ENTRIES SHOWN:
>> begin

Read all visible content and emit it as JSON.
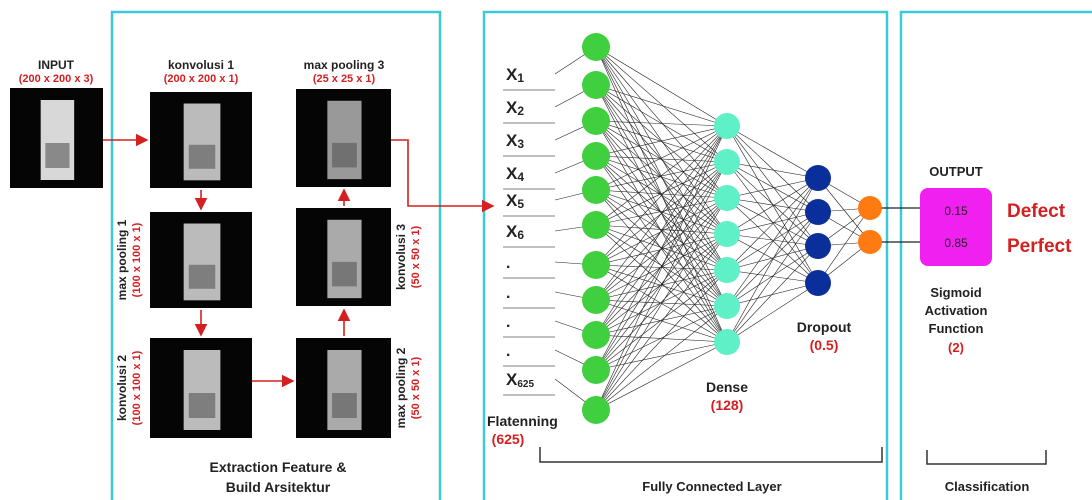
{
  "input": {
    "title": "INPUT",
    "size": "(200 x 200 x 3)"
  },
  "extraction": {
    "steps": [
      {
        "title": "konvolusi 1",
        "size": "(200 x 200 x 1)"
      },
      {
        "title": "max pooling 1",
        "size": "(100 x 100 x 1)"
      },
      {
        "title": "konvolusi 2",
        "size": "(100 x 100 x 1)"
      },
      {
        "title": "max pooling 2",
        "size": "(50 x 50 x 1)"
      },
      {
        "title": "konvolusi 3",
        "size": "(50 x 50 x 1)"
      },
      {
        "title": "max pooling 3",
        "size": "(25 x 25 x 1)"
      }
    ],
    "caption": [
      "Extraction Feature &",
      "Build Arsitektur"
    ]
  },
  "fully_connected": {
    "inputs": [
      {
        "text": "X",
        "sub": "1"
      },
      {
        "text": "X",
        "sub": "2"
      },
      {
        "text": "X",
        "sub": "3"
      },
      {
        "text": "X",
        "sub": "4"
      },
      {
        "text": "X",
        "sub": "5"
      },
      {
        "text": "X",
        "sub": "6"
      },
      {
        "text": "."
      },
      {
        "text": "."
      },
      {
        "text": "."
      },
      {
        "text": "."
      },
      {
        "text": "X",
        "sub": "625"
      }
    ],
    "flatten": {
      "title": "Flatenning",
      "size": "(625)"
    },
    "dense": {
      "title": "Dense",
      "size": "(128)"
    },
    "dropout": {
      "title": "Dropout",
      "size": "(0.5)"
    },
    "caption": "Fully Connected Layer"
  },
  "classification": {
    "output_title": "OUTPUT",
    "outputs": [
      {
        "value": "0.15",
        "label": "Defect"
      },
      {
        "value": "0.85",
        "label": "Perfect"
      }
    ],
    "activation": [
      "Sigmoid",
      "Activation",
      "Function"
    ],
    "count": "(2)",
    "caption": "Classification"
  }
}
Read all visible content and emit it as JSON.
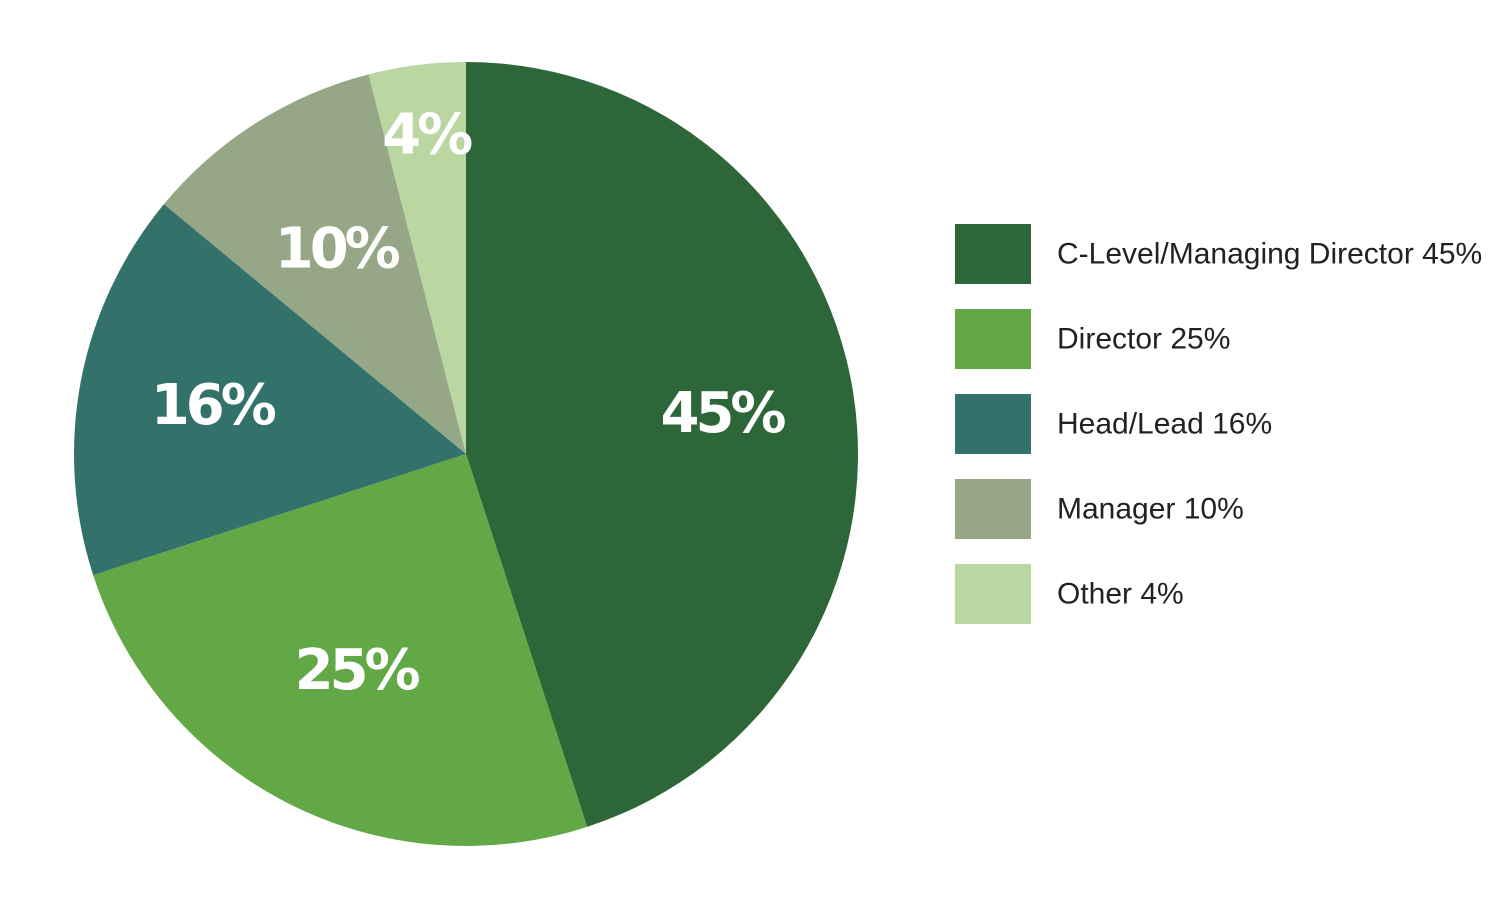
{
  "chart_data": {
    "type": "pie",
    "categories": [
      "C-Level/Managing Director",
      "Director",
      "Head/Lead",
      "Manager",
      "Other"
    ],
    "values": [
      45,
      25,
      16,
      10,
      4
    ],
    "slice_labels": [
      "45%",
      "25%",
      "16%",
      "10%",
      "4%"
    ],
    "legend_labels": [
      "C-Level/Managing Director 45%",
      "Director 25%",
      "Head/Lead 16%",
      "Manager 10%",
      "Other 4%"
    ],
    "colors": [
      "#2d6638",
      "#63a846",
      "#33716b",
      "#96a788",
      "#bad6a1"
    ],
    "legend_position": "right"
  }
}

>> end

PROBLEM STATEMENT: All of the entries above should be duplicated exactly, except for the pictures.

FINISHED TASK:
Read all visible content and emit it as JSON.
{
  "input": {
    "title": "INPUT",
    "size": "(200 x 200 x 3)"
  },
  "extraction": {
    "steps": [
      {
        "title": "konvolusi 1",
        "size": "(200 x 200 x 1)"
      },
      {
        "title": "max pooling 1",
        "size": "(100 x 100 x 1)"
      },
      {
        "title": "konvolusi 2",
        "size": "(100 x 100 x 1)"
      },
      {
        "title": "max pooling 2",
        "size": "(50 x 50 x 1)"
      },
      {
        "title": "konvolusi 3",
        "size": "(50 x 50 x 1)"
      },
      {
        "title": "max pooling 3",
        "size": "(25 x 25 x 1)"
      }
    ],
    "caption": [
      "Extraction Feature &",
      "Build Arsitektur"
    ]
  },
  "fully_connected": {
    "inputs": [
      {
        "text": "X",
        "sub": "1"
      },
      {
        "text": "X",
        "sub": "2"
      },
      {
        "text": "X",
        "sub": "3"
      },
      {
        "text": "X",
        "sub": "4"
      },
      {
        "text": "X",
        "sub": "5"
      },
      {
        "text": "X",
        "sub": "6"
      },
      {
        "text": "."
      },
      {
        "text": "."
      },
      {
        "text": "."
      },
      {
        "text": "."
      },
      {
        "text": "X",
        "sub": "625"
      }
    ],
    "flatten": {
      "title": "Flatenning",
      "size": "(625)"
    },
    "dense": {
      "title": "Dense",
      "size": "(128)"
    },
    "dropout": {
      "title": "Dropout",
      "size": "(0.5)"
    },
    "caption": "Fully Connected Layer"
  },
  "classification": {
    "output_title": "OUTPUT",
    "outputs": [
      {
        "value": "0.15",
        "label": "Defect"
      },
      {
        "value": "0.85",
        "label": "Perfect"
      }
    ],
    "activation": [
      "Sigmoid",
      "Activation",
      "Function"
    ],
    "count": "(2)",
    "caption": "Classification"
  }
}
Read all visible content and emit it as JSON.
{
  "chart_data": {
    "type": "pie",
    "categories": [
      "C-Level/Managing Director",
      "Director",
      "Head/Lead",
      "Manager",
      "Other"
    ],
    "values": [
      45,
      25,
      16,
      10,
      4
    ],
    "slice_labels": [
      "45%",
      "25%",
      "16%",
      "10%",
      "4%"
    ],
    "legend_labels": [
      "C-Level/Managing Director 45%",
      "Director 25%",
      "Head/Lead 16%",
      "Manager 10%",
      "Other 4%"
    ],
    "colors": [
      "#2d6638",
      "#63a846",
      "#33716b",
      "#96a788",
      "#bad6a1"
    ],
    "legend_position": "right"
  }
}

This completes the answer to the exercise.